Excerpts from a figure dataset
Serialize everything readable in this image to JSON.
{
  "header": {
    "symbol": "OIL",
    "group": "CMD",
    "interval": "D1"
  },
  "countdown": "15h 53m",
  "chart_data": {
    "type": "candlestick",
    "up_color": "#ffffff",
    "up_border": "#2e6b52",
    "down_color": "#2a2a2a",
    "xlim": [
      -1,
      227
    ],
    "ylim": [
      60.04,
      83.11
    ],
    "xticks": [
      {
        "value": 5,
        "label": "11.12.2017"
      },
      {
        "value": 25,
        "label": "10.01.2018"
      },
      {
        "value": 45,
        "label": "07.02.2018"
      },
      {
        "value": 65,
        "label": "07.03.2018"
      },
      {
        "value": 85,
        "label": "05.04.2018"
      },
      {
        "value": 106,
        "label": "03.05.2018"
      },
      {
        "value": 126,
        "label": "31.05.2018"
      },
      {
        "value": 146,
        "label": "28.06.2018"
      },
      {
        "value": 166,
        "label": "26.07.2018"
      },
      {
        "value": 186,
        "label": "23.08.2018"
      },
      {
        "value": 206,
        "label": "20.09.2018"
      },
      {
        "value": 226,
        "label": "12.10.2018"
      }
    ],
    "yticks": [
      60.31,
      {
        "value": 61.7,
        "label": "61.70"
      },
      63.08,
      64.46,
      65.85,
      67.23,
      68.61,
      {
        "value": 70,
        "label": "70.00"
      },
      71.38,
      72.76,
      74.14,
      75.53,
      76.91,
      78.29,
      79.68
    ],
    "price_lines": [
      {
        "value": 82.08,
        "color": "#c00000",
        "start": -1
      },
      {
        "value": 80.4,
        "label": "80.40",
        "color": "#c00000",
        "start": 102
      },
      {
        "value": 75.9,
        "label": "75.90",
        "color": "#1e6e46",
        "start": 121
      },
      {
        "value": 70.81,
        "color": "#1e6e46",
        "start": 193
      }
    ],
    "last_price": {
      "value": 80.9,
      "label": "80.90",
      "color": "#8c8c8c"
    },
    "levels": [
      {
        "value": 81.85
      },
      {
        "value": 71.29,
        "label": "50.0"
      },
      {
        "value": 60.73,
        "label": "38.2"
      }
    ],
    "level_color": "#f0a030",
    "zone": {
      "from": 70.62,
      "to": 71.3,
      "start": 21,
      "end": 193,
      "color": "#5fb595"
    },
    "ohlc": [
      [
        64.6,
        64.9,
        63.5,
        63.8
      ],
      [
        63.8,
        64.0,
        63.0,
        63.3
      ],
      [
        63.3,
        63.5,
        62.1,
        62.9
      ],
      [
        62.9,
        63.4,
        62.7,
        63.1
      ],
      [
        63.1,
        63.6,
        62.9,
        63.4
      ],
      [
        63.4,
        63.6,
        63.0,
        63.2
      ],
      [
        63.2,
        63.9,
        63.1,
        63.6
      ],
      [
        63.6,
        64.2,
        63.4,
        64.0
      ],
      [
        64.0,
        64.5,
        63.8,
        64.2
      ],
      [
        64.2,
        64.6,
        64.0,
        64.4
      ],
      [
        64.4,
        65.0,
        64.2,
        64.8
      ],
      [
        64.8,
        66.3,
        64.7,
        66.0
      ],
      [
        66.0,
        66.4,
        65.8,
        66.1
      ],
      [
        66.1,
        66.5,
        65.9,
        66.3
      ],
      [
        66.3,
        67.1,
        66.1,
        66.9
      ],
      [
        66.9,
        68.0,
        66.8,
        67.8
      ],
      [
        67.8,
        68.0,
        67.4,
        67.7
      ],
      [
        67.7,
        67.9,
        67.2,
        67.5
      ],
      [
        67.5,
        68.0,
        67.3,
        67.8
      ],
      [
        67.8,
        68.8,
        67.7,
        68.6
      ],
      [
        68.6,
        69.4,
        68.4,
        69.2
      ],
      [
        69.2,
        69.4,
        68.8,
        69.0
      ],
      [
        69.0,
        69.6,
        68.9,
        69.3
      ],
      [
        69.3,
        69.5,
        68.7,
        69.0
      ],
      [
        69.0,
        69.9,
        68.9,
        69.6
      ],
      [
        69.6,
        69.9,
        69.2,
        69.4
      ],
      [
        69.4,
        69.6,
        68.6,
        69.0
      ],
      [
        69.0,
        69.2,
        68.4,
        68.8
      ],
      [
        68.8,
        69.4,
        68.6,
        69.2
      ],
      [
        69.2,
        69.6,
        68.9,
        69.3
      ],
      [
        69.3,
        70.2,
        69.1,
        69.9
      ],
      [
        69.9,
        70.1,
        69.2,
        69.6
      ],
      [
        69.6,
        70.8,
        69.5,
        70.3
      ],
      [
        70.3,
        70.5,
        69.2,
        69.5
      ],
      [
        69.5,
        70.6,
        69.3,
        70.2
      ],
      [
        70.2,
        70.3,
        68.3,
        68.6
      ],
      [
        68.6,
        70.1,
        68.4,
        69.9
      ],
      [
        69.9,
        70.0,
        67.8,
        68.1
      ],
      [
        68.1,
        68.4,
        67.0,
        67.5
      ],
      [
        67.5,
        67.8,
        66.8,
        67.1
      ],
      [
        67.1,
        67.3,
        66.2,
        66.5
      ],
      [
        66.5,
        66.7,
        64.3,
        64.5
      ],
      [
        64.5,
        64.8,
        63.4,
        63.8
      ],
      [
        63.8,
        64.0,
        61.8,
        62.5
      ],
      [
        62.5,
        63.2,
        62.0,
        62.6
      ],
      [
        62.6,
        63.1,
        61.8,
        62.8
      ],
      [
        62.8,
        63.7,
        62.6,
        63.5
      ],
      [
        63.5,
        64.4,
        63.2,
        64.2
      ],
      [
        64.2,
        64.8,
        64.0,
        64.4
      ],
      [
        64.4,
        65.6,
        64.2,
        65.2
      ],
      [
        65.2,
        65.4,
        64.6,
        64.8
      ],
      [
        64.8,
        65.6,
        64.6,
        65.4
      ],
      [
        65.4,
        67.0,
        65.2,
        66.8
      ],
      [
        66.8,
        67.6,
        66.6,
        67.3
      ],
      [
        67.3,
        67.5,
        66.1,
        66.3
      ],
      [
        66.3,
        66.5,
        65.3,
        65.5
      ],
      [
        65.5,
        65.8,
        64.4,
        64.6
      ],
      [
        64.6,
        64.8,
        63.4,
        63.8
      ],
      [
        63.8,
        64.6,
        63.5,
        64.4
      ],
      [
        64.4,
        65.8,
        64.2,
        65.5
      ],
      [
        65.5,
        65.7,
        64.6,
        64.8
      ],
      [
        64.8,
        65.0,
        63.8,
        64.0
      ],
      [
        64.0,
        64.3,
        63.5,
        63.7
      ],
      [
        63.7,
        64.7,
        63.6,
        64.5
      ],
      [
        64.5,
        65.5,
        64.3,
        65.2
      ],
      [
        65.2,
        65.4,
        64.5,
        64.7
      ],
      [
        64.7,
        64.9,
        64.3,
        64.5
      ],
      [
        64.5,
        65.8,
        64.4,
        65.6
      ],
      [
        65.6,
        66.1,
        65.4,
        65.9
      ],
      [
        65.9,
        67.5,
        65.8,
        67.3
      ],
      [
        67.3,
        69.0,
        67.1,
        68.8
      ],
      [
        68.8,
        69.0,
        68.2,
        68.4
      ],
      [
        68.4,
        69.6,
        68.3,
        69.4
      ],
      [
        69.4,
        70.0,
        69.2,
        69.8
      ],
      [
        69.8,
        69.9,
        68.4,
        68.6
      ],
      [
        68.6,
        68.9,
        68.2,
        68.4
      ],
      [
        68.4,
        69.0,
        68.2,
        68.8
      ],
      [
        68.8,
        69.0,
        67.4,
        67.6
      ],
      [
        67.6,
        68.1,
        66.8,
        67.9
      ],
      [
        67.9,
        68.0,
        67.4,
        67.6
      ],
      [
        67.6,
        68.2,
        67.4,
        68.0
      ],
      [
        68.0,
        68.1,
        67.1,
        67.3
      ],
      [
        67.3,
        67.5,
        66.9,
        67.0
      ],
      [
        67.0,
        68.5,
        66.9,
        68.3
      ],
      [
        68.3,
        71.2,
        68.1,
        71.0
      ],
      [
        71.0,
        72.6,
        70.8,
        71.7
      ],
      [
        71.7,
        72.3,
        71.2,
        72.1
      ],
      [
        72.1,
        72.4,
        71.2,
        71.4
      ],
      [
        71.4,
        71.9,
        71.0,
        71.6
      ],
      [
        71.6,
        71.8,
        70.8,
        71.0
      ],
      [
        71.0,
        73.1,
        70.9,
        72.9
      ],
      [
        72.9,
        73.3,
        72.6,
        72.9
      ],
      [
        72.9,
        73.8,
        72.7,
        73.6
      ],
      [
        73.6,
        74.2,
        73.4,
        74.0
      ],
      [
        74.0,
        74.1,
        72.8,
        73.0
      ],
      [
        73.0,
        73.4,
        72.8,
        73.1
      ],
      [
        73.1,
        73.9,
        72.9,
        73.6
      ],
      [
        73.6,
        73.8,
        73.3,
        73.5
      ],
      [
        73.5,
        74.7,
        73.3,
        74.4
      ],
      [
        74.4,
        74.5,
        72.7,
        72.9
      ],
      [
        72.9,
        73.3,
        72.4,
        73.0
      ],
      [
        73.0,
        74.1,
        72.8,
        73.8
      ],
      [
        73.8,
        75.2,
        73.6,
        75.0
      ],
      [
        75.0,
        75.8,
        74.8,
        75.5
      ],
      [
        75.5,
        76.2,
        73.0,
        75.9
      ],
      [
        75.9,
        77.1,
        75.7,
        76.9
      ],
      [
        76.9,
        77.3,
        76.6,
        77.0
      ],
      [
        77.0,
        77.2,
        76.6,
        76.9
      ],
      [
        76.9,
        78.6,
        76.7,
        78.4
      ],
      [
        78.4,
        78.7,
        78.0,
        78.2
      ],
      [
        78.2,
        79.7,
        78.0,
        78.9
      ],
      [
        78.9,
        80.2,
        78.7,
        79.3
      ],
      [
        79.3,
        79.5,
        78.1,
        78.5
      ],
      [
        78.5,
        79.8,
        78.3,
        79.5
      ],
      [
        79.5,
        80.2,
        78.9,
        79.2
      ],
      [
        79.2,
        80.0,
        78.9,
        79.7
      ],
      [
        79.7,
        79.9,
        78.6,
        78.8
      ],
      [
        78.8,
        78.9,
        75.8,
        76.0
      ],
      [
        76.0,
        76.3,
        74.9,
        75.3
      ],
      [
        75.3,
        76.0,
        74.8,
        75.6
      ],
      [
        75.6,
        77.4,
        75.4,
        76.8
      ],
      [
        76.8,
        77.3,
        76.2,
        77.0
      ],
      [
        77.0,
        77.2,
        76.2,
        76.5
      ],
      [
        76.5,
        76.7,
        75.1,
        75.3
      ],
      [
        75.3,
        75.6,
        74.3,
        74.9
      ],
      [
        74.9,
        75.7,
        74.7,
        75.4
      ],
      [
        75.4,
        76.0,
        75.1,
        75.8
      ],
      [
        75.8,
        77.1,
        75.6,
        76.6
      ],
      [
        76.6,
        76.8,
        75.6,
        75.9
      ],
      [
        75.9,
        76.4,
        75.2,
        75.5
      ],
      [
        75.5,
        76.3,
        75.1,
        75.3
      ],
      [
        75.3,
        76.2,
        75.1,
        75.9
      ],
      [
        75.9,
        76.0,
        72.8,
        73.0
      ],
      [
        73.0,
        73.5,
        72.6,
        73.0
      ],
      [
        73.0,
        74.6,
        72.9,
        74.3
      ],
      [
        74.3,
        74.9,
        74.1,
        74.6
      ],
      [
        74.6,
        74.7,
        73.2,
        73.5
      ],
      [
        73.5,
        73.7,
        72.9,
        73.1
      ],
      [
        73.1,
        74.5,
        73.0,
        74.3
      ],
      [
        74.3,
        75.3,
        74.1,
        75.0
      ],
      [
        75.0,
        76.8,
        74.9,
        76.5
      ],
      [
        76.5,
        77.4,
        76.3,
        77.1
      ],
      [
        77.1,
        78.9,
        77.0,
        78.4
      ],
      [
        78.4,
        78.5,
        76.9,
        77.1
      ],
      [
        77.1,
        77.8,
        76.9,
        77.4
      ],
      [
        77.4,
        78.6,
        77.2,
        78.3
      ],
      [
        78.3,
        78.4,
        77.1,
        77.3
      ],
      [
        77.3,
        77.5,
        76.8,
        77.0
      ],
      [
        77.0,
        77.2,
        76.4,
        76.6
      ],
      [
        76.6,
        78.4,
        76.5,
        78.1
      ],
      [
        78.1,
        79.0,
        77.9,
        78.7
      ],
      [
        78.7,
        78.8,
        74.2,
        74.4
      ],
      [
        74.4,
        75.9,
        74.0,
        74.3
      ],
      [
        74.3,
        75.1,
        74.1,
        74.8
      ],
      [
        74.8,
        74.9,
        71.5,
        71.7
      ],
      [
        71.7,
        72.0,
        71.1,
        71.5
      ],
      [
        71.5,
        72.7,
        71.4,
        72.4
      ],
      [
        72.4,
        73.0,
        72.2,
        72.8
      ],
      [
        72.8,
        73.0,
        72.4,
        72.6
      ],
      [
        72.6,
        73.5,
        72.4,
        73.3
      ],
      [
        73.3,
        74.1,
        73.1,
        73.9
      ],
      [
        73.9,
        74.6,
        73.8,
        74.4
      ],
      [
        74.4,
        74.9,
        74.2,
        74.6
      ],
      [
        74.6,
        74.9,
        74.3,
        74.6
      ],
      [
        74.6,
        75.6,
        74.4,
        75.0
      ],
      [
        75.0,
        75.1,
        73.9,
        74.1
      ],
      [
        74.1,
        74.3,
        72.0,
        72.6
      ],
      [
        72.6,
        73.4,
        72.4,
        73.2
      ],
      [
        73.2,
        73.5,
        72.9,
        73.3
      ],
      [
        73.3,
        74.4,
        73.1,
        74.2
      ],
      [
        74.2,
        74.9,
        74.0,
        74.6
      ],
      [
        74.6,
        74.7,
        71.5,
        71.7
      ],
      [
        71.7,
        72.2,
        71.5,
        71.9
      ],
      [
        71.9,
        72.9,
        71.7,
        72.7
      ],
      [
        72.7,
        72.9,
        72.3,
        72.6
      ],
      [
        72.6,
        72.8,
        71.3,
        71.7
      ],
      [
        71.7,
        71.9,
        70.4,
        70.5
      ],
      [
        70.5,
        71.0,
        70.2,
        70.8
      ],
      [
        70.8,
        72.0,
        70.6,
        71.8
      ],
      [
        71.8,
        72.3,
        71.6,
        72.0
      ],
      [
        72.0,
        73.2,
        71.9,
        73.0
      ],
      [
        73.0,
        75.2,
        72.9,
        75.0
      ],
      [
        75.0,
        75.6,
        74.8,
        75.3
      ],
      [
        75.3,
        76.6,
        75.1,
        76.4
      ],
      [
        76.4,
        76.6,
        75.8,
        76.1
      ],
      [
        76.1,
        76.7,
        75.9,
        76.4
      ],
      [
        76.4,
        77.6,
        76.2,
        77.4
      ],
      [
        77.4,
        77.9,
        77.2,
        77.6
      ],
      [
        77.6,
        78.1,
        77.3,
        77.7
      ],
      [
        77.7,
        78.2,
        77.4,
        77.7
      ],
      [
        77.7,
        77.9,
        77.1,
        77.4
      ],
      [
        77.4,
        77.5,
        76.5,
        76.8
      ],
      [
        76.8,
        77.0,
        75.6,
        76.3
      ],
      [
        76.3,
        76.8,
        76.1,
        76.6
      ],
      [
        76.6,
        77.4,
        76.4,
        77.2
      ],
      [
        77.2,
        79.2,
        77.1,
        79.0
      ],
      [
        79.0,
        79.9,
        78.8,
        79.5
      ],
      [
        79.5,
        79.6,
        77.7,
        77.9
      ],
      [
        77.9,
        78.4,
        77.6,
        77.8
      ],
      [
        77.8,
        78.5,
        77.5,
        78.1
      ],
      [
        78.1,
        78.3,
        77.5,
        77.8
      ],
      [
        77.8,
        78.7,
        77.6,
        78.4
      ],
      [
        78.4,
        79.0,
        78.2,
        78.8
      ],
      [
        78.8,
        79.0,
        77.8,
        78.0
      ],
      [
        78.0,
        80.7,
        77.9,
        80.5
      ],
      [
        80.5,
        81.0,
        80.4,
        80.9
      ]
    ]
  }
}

▸ **TASK STATEMENT**:
Search the entries for the word "start" and copy every line that has it.

▸ **THE REPLY**:
        "start": -1
        "start": 102
        "start": 121
        "start": 193
      "start": 21,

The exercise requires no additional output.